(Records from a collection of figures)
■ ■ ■ ■ ■ ■ ■

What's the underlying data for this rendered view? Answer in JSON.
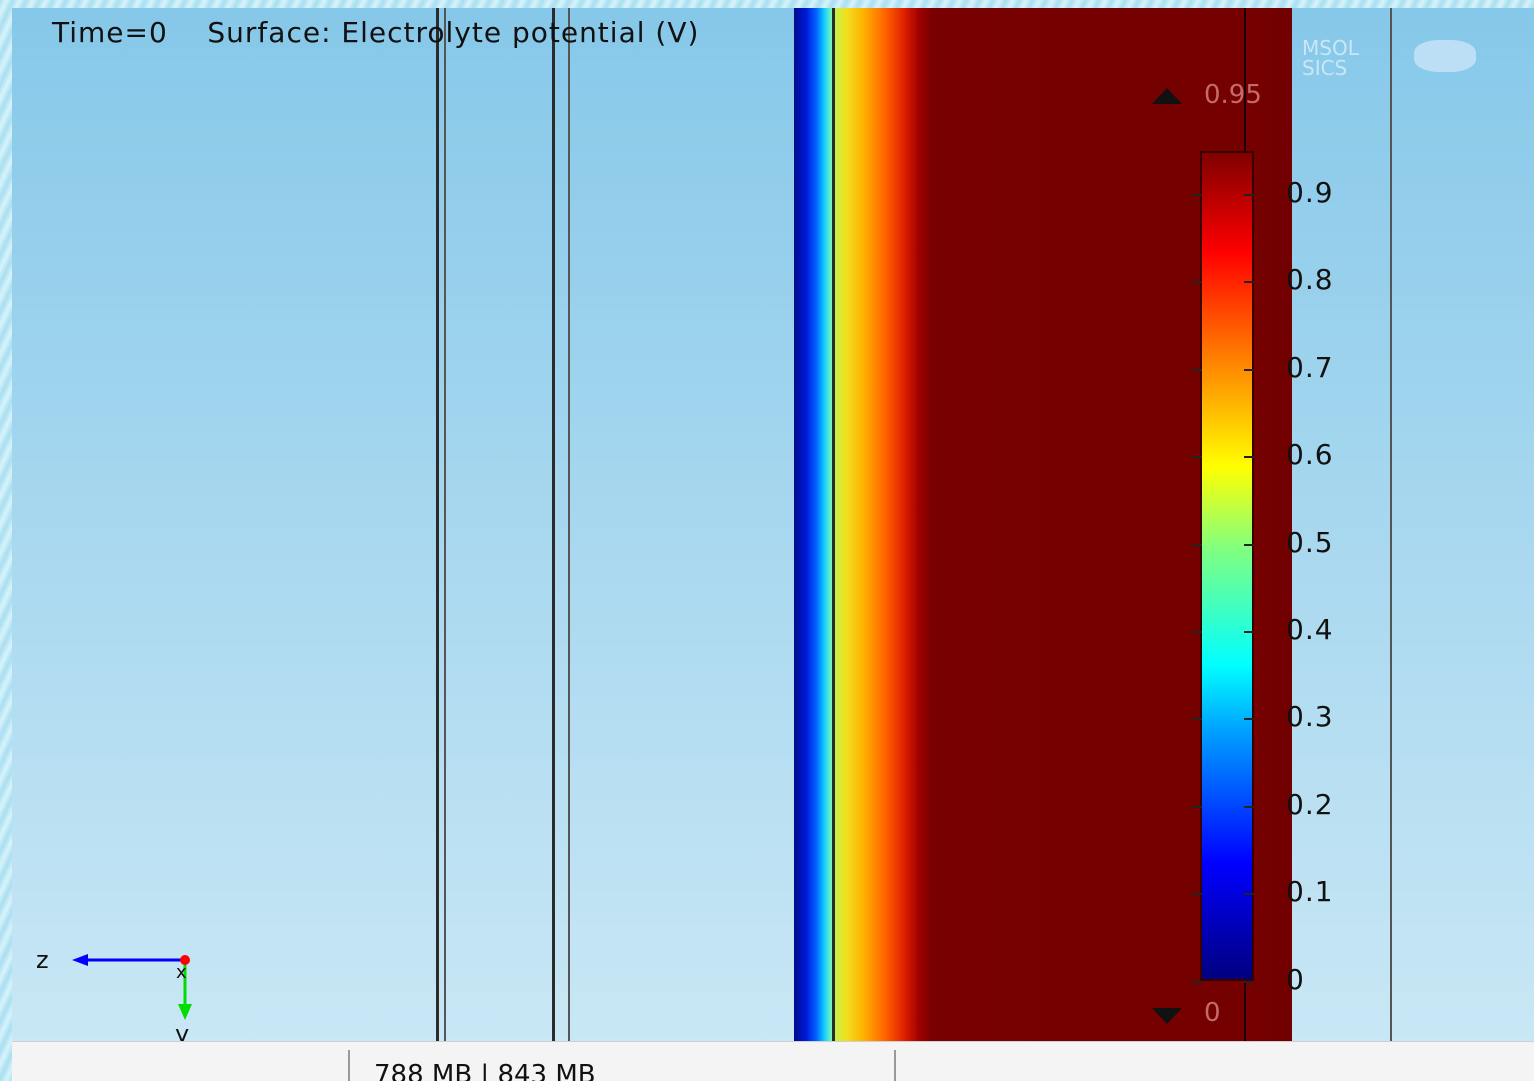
{
  "plot": {
    "title": "Time=0    Surface: Electrolyte potential (V)"
  },
  "colorbar": {
    "max_label": "0.95",
    "min_label": "0",
    "ticks": [
      "0.9",
      "0.8",
      "0.7",
      "0.6",
      "0.5",
      "0.4",
      "0.3",
      "0.2",
      "0.1",
      "0"
    ]
  },
  "axes": {
    "z_label": "z",
    "x_label": "x",
    "y_label": "y"
  },
  "logo": {
    "line1": "MSOL",
    "line2": "SICS"
  },
  "status": {
    "memory": "788 MB | 843 MB"
  },
  "colors": {
    "z_axis": "#0000ff",
    "y_axis": "#00dd00",
    "x_axis": "#ff0000"
  }
}
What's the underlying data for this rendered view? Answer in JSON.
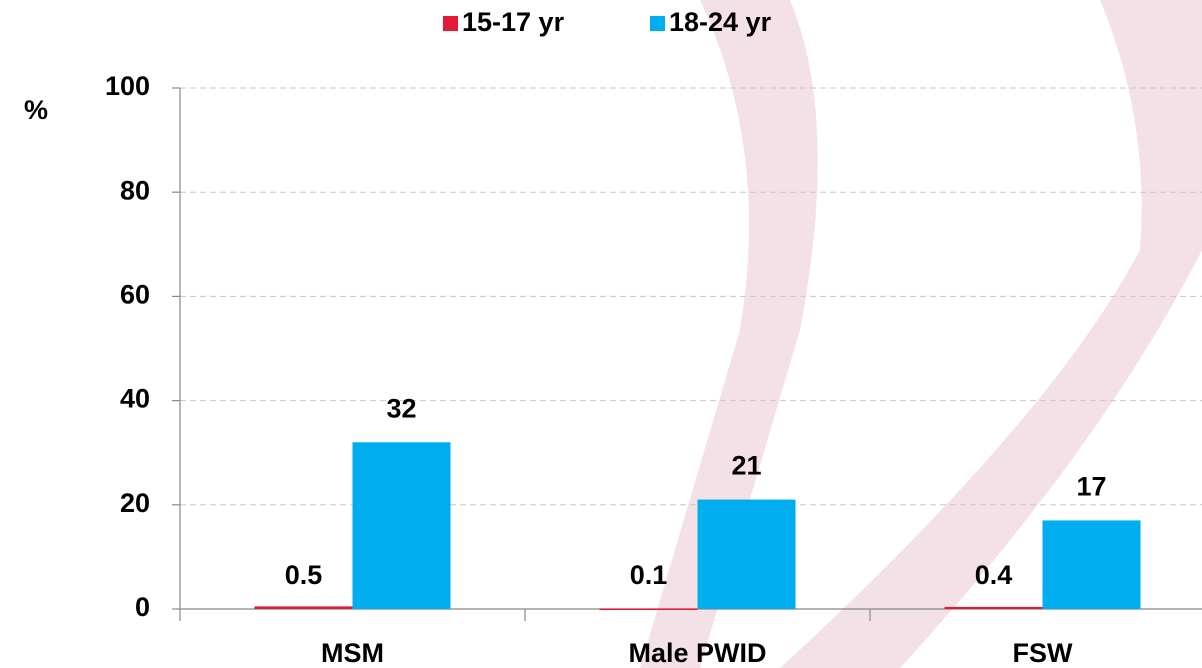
{
  "chart_data": {
    "type": "bar",
    "y_axis_label": "%",
    "categories": [
      "MSM",
      "Male PWID",
      "FSW"
    ],
    "series": [
      {
        "name": "15-17 yr",
        "color": "#e31937",
        "values": [
          0.5,
          0.1,
          0.4
        ]
      },
      {
        "name": "18-24 yr",
        "color": "#00aeef",
        "values": [
          32,
          21,
          17
        ]
      }
    ],
    "ylim": [
      0,
      100
    ],
    "yticks": [
      0,
      20,
      40,
      60,
      80,
      100
    ],
    "grid": true
  }
}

■ ■ ■ ■ ■ ■ ■

Required task
Go through the listing above and quote it exactly, apart from its images.

Result of this exercise
What's the underlying data for this rendered view? Answer in JSON.
{
  "plot": {
    "title": "Time=0    Surface: Electrolyte potential (V)"
  },
  "colorbar": {
    "max_label": "0.95",
    "min_label": "0",
    "ticks": [
      "0.9",
      "0.8",
      "0.7",
      "0.6",
      "0.5",
      "0.4",
      "0.3",
      "0.2",
      "0.1",
      "0"
    ]
  },
  "axes": {
    "z_label": "z",
    "x_label": "x",
    "y_label": "y"
  },
  "logo": {
    "line1": "MSOL",
    "line2": "SICS"
  },
  "status": {
    "memory": "788 MB | 843 MB"
  },
  "colors": {
    "z_axis": "#0000ff",
    "y_axis": "#00dd00",
    "x_axis": "#ff0000"
  }
}
What's the underlying data for this rendered view? Answer in JSON.
{
  "chart_data": {
    "type": "bar",
    "y_axis_label": "%",
    "categories": [
      "MSM",
      "Male PWID",
      "FSW"
    ],
    "series": [
      {
        "name": "15-17 yr",
        "color": "#e31937",
        "values": [
          0.5,
          0.1,
          0.4
        ]
      },
      {
        "name": "18-24 yr",
        "color": "#00aeef",
        "values": [
          32,
          21,
          17
        ]
      }
    ],
    "ylim": [
      0,
      100
    ],
    "yticks": [
      0,
      20,
      40,
      60,
      80,
      100
    ],
    "grid": true
  }
}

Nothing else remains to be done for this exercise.